Dataset items
^^^^^^^^^^^^^^^^
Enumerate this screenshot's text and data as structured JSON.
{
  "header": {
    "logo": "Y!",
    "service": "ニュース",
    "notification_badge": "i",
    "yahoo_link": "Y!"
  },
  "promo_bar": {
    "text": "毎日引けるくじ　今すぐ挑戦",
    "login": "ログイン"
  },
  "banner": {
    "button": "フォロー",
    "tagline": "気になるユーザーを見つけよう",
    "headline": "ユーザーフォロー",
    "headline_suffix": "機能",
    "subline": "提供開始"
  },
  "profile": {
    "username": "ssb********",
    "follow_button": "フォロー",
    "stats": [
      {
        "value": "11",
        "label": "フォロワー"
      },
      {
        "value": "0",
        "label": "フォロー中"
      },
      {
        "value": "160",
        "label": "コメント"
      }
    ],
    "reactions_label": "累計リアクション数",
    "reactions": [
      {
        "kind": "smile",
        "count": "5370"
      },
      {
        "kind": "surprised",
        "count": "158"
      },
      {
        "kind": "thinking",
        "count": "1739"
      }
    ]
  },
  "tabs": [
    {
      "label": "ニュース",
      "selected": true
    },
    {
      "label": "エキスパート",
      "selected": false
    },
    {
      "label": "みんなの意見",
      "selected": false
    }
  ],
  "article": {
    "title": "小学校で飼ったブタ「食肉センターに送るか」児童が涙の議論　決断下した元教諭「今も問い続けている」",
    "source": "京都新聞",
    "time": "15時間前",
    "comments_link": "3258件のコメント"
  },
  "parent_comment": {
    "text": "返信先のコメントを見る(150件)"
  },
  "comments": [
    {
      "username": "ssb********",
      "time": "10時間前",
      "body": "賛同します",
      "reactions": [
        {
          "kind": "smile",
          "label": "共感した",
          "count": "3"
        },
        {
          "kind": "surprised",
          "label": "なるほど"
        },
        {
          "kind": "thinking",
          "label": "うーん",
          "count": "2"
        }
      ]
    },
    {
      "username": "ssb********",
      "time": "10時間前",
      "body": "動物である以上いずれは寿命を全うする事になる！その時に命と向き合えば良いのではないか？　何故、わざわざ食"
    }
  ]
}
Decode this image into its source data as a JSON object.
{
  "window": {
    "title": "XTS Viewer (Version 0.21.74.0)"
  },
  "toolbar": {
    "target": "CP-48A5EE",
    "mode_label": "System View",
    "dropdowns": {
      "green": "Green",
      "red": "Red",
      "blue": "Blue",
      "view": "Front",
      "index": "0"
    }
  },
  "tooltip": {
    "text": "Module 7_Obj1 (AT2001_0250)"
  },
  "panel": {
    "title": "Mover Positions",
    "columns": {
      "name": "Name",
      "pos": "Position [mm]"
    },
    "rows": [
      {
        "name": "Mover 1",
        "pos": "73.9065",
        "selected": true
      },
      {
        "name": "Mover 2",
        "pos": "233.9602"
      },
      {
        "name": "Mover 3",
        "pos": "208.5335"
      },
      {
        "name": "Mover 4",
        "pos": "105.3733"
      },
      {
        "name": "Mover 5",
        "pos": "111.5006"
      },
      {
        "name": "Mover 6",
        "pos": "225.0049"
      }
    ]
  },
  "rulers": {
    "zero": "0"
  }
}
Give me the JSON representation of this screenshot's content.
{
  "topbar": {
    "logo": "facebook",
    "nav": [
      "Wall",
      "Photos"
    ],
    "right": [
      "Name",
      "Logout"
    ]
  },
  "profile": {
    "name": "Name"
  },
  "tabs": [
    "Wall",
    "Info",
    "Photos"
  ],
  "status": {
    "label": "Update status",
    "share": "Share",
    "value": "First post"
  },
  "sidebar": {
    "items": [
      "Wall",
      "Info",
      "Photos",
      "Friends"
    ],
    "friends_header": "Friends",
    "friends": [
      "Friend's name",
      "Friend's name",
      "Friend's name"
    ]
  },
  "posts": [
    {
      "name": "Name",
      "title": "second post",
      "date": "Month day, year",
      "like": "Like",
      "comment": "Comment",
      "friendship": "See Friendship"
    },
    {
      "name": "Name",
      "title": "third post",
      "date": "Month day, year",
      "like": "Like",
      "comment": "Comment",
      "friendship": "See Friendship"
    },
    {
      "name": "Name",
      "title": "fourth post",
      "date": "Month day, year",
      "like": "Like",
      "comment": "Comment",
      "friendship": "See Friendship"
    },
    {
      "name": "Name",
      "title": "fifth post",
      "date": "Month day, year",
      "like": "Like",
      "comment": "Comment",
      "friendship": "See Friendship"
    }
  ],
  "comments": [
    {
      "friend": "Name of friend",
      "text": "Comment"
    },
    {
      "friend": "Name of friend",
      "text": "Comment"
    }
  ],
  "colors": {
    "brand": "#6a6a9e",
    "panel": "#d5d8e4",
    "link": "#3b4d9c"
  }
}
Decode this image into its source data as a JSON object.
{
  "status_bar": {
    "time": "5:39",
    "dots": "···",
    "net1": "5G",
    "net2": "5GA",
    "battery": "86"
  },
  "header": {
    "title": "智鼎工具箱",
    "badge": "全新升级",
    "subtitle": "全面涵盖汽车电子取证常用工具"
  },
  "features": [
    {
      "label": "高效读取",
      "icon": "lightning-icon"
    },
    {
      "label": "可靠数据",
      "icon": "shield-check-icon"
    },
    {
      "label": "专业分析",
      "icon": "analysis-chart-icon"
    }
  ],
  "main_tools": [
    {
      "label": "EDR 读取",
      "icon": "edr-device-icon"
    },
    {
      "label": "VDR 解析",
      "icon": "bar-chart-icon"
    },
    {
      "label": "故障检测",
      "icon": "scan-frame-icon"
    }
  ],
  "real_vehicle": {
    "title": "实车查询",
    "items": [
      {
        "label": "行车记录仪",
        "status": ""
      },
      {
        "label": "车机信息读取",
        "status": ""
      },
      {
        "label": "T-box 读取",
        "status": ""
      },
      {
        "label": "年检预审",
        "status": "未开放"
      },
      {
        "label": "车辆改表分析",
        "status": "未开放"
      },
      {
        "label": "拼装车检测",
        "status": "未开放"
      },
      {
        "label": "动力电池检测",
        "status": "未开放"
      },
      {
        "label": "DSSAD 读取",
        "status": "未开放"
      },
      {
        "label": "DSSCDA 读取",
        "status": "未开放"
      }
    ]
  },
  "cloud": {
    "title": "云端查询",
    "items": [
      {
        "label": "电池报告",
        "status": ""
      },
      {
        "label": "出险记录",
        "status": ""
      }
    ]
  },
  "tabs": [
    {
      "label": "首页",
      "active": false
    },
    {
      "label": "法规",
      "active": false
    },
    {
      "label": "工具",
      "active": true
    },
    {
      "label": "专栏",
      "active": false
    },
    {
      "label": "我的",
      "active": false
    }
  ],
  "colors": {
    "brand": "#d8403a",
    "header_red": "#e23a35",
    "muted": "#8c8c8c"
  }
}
^^^^^^^^^^^^^^^^
What is the number of lines in these records that contain "kind"? Reply with the number only.

[Written answer] 6